Reproduce all the material exactly, minus any pictures it holds.

= = = = =

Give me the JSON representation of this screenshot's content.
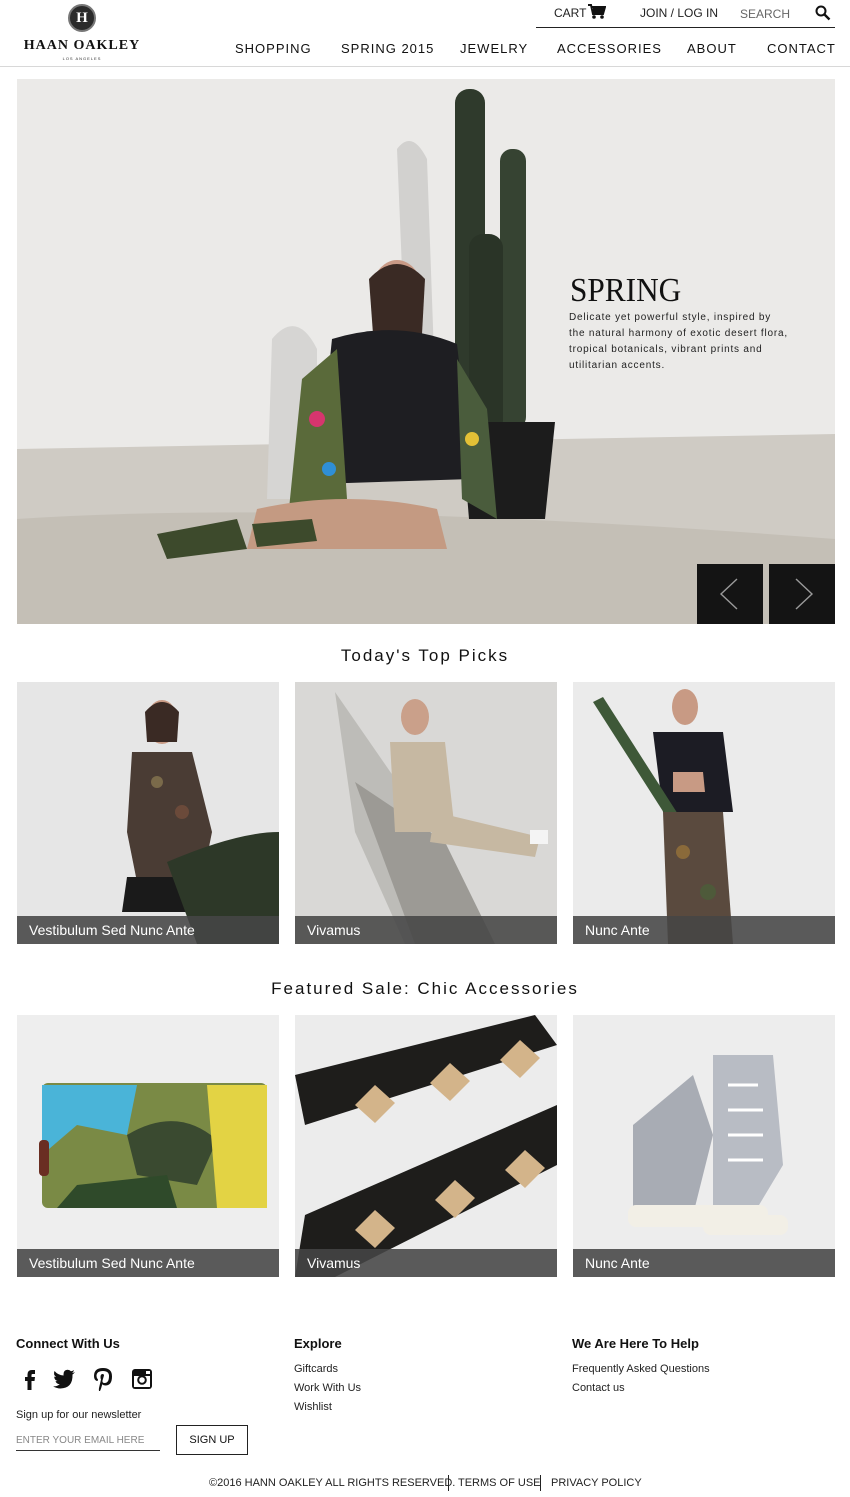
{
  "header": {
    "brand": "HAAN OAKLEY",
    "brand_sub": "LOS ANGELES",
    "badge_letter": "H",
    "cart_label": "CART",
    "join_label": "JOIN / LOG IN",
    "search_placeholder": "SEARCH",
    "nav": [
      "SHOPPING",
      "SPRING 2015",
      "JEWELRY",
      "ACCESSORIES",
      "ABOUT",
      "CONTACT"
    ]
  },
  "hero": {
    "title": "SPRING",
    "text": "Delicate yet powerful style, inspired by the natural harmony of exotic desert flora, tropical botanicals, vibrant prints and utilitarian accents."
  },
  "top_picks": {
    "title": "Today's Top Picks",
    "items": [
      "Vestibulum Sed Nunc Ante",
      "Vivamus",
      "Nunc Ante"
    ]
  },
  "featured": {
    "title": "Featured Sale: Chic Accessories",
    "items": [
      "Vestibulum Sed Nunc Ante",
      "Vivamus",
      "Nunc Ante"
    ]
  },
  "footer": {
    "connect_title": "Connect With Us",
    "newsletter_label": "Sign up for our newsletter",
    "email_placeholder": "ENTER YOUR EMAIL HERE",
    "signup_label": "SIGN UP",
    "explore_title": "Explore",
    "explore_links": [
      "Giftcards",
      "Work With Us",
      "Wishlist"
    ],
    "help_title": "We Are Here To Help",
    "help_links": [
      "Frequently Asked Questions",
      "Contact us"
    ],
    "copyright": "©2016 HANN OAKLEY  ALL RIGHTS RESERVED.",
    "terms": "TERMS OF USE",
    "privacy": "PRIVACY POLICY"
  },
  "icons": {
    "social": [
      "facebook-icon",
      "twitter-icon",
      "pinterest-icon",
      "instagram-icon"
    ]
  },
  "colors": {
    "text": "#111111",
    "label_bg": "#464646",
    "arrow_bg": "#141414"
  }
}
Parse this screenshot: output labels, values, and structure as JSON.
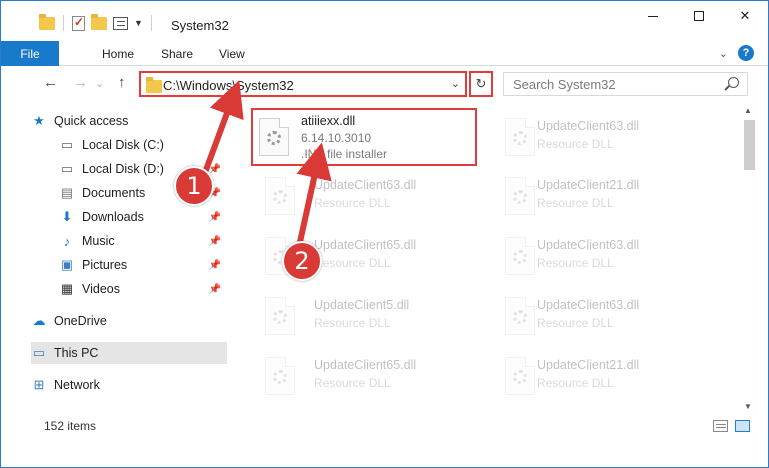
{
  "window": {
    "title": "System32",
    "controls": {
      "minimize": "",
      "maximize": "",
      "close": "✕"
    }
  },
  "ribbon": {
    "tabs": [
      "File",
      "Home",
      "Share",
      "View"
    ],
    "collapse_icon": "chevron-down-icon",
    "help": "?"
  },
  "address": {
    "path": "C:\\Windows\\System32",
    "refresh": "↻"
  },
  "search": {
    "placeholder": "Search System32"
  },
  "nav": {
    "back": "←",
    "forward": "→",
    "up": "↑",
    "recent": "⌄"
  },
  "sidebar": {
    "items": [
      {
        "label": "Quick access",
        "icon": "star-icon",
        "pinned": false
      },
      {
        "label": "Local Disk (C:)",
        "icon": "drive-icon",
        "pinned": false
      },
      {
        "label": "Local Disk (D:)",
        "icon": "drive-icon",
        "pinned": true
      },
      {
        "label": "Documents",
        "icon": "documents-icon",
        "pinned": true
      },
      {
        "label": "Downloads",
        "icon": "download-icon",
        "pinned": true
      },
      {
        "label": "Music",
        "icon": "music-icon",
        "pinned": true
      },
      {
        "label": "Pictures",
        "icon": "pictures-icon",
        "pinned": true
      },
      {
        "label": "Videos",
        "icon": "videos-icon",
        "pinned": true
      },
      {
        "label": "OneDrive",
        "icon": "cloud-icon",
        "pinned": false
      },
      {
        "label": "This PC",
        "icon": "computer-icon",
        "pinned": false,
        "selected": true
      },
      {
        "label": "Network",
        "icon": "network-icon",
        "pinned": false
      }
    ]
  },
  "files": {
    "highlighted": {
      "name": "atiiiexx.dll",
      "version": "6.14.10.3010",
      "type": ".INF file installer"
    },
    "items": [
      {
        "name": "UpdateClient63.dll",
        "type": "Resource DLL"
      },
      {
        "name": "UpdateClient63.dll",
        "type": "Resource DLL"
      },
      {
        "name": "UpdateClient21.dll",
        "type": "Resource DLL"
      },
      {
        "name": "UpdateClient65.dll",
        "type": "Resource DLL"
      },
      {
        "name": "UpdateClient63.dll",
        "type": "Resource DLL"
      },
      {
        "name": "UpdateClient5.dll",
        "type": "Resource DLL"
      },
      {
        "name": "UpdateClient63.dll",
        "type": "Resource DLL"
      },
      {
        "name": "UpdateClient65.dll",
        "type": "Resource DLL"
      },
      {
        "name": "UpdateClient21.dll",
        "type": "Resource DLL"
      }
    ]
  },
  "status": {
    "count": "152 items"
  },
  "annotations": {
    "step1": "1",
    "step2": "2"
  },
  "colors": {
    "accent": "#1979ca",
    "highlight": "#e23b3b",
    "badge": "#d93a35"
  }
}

= = = = =

Reply:
Give me the JSON representation of this screenshot's content.
{
  "header": {
    "brand": "HAAN OAKLEY",
    "brand_sub": "LOS ANGELES",
    "badge_letter": "H",
    "cart_label": "CART",
    "join_label": "JOIN / LOG IN",
    "search_placeholder": "SEARCH",
    "nav": [
      "SHOPPING",
      "SPRING 2015",
      "JEWELRY",
      "ACCESSORIES",
      "ABOUT",
      "CONTACT"
    ]
  },
  "hero": {
    "title": "SPRING",
    "text": "Delicate yet powerful style, inspired by the natural harmony of exotic desert flora, tropical botanicals, vibrant prints and utilitarian accents."
  },
  "top_picks": {
    "title": "Today's Top Picks",
    "items": [
      "Vestibulum Sed Nunc Ante",
      "Vivamus",
      "Nunc Ante"
    ]
  },
  "featured": {
    "title": "Featured Sale: Chic Accessories",
    "items": [
      "Vestibulum Sed Nunc Ante",
      "Vivamus",
      "Nunc Ante"
    ]
  },
  "footer": {
    "connect_title": "Connect With Us",
    "newsletter_label": "Sign up for our newsletter",
    "email_placeholder": "ENTER YOUR EMAIL HERE",
    "signup_label": "SIGN UP",
    "explore_title": "Explore",
    "explore_links": [
      "Giftcards",
      "Work With Us",
      "Wishlist"
    ],
    "help_title": "We Are Here To Help",
    "help_links": [
      "Frequently Asked Questions",
      "Contact us"
    ],
    "copyright": "©2016 HANN OAKLEY  ALL RIGHTS RESERVED.",
    "terms": "TERMS OF USE",
    "privacy": "PRIVACY POLICY"
  },
  "icons": {
    "social": [
      "facebook-icon",
      "twitter-icon",
      "pinterest-icon",
      "instagram-icon"
    ]
  },
  "colors": {
    "text": "#111111",
    "label_bg": "#464646",
    "arrow_bg": "#141414"
  }
}
Parse this screenshot: output labels, values, and structure as JSON.
{
  "window": {
    "title": "System32",
    "controls": {
      "minimize": "",
      "maximize": "",
      "close": "✕"
    }
  },
  "ribbon": {
    "tabs": [
      "File",
      "Home",
      "Share",
      "View"
    ],
    "collapse_icon": "chevron-down-icon",
    "help": "?"
  },
  "address": {
    "path": "C:\\Windows\\System32",
    "refresh": "↻"
  },
  "search": {
    "placeholder": "Search System32"
  },
  "nav": {
    "back": "←",
    "forward": "→",
    "up": "↑",
    "recent": "⌄"
  },
  "sidebar": {
    "items": [
      {
        "label": "Quick access",
        "icon": "star-icon",
        "pinned": false
      },
      {
        "label": "Local Disk (C:)",
        "icon": "drive-icon",
        "pinned": false
      },
      {
        "label": "Local Disk (D:)",
        "icon": "drive-icon",
        "pinned": true
      },
      {
        "label": "Documents",
        "icon": "documents-icon",
        "pinned": true
      },
      {
        "label": "Downloads",
        "icon": "download-icon",
        "pinned": true
      },
      {
        "label": "Music",
        "icon": "music-icon",
        "pinned": true
      },
      {
        "label": "Pictures",
        "icon": "pictures-icon",
        "pinned": true
      },
      {
        "label": "Videos",
        "icon": "videos-icon",
        "pinned": true
      },
      {
        "label": "OneDrive",
        "icon": "cloud-icon",
        "pinned": false
      },
      {
        "label": "This PC",
        "icon": "computer-icon",
        "pinned": false,
        "selected": true
      },
      {
        "label": "Network",
        "icon": "network-icon",
        "pinned": false
      }
    ]
  },
  "files": {
    "highlighted": {
      "name": "atiiiexx.dll",
      "version": "6.14.10.3010",
      "type": ".INF file installer"
    },
    "items": [
      {
        "name": "UpdateClient63.dll",
        "type": "Resource DLL"
      },
      {
        "name": "UpdateClient63.dll",
        "type": "Resource DLL"
      },
      {
        "name": "UpdateClient21.dll",
        "type": "Resource DLL"
      },
      {
        "name": "UpdateClient65.dll",
        "type": "Resource DLL"
      },
      {
        "name": "UpdateClient63.dll",
        "type": "Resource DLL"
      },
      {
        "name": "UpdateClient5.dll",
        "type": "Resource DLL"
      },
      {
        "name": "UpdateClient63.dll",
        "type": "Resource DLL"
      },
      {
        "name": "UpdateClient65.dll",
        "type": "Resource DLL"
      },
      {
        "name": "UpdateClient21.dll",
        "type": "Resource DLL"
      }
    ]
  },
  "status": {
    "count": "152 items"
  },
  "annotations": {
    "step1": "1",
    "step2": "2"
  },
  "colors": {
    "accent": "#1979ca",
    "highlight": "#e23b3b",
    "badge": "#d93a35"
  }
}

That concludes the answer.